## Supplied data
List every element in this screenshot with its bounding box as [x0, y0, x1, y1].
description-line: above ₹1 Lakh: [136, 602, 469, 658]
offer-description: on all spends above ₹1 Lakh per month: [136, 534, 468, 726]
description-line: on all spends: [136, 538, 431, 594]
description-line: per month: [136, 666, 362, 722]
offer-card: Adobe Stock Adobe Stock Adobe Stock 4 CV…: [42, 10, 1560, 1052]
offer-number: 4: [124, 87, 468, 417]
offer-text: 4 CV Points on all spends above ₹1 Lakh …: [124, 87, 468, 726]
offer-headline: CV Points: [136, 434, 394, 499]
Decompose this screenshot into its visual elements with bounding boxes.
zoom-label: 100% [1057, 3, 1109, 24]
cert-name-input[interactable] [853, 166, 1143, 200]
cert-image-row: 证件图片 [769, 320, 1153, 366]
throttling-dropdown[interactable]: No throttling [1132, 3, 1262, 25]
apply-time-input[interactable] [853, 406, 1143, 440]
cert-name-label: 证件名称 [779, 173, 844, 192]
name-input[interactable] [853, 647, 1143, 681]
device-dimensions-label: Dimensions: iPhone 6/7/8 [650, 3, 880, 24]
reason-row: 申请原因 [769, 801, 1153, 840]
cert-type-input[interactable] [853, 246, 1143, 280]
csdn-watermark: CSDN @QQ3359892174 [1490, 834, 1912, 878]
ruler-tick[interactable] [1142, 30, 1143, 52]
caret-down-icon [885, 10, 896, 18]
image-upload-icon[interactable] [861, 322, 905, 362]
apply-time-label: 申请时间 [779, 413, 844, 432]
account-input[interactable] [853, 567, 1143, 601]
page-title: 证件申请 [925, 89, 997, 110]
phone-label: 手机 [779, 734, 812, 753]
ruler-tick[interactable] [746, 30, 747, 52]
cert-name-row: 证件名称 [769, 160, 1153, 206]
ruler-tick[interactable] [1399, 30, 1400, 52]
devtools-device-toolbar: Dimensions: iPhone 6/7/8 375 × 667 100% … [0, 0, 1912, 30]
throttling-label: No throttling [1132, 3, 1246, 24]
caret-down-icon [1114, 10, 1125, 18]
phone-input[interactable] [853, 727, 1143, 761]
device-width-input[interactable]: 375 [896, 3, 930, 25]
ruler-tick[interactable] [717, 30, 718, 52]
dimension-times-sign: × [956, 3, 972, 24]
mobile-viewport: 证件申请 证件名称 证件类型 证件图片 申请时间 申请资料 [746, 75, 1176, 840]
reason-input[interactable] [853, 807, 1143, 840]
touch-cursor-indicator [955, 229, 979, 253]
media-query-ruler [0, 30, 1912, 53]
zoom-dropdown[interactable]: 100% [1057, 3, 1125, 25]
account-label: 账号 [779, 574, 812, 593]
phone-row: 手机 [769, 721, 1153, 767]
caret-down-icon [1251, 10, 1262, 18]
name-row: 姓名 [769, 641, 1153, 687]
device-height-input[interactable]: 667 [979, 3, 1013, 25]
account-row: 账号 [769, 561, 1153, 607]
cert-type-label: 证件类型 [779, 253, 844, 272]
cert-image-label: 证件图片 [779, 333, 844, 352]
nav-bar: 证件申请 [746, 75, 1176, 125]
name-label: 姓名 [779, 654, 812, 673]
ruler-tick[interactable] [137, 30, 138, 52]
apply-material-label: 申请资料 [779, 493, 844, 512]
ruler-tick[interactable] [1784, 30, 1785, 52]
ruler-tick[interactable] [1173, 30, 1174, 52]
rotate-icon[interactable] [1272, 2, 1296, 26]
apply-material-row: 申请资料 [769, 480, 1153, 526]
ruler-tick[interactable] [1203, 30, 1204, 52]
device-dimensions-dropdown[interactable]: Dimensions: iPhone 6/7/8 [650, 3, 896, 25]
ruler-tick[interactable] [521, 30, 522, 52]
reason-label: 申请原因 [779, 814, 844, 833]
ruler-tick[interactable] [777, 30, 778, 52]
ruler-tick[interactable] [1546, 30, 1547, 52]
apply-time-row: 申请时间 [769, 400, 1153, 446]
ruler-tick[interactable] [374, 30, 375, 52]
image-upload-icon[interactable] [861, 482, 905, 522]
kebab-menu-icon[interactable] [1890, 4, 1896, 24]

## Exercise objective
Reproduce the listing from its start through the line containing "ruler-tick[interactable] [1399, 30, 1400, 52]", substituting "desc-line" for every "description-line" and leaving everything else unchanged.

## Answer to the exercise
List every element in this screenshot with its bounding box as [x0, y0, x1, y1].
desc-line: above ₹1 Lakh: [136, 602, 469, 658]
offer-description: on all spends above ₹1 Lakh per month: [136, 534, 468, 726]
desc-line: on all spends: [136, 538, 431, 594]
desc-line: per month: [136, 666, 362, 722]
offer-card: Adobe Stock Adobe Stock Adobe Stock 4 CV…: [42, 10, 1560, 1052]
offer-number: 4: [124, 87, 468, 417]
offer-text: 4 CV Points on all spends above ₹1 Lakh …: [124, 87, 468, 726]
offer-headline: CV Points: [136, 434, 394, 499]
Decompose this screenshot into its visual elements with bounding boxes.
zoom-label: 100% [1057, 3, 1109, 24]
cert-name-input[interactable] [853, 166, 1143, 200]
cert-image-row: 证件图片 [769, 320, 1153, 366]
throttling-dropdown[interactable]: No throttling [1132, 3, 1262, 25]
apply-time-input[interactable] [853, 406, 1143, 440]
cert-name-label: 证件名称 [779, 173, 844, 192]
name-input[interactable] [853, 647, 1143, 681]
device-dimensions-label: Dimensions: iPhone 6/7/8 [650, 3, 880, 24]
reason-row: 申请原因 [769, 801, 1153, 840]
cert-type-input[interactable] [853, 246, 1143, 280]
csdn-watermark: CSDN @QQ3359892174 [1490, 834, 1912, 878]
ruler-tick[interactable] [1142, 30, 1143, 52]
caret-down-icon [885, 10, 896, 18]
image-upload-icon[interactable] [861, 322, 905, 362]
apply-time-label: 申请时间 [779, 413, 844, 432]
account-input[interactable] [853, 567, 1143, 601]
page-title: 证件申请 [925, 89, 997, 110]
phone-label: 手机 [779, 734, 812, 753]
ruler-tick[interactable] [746, 30, 747, 52]
cert-name-row: 证件名称 [769, 160, 1153, 206]
ruler-tick[interactable] [1399, 30, 1400, 52]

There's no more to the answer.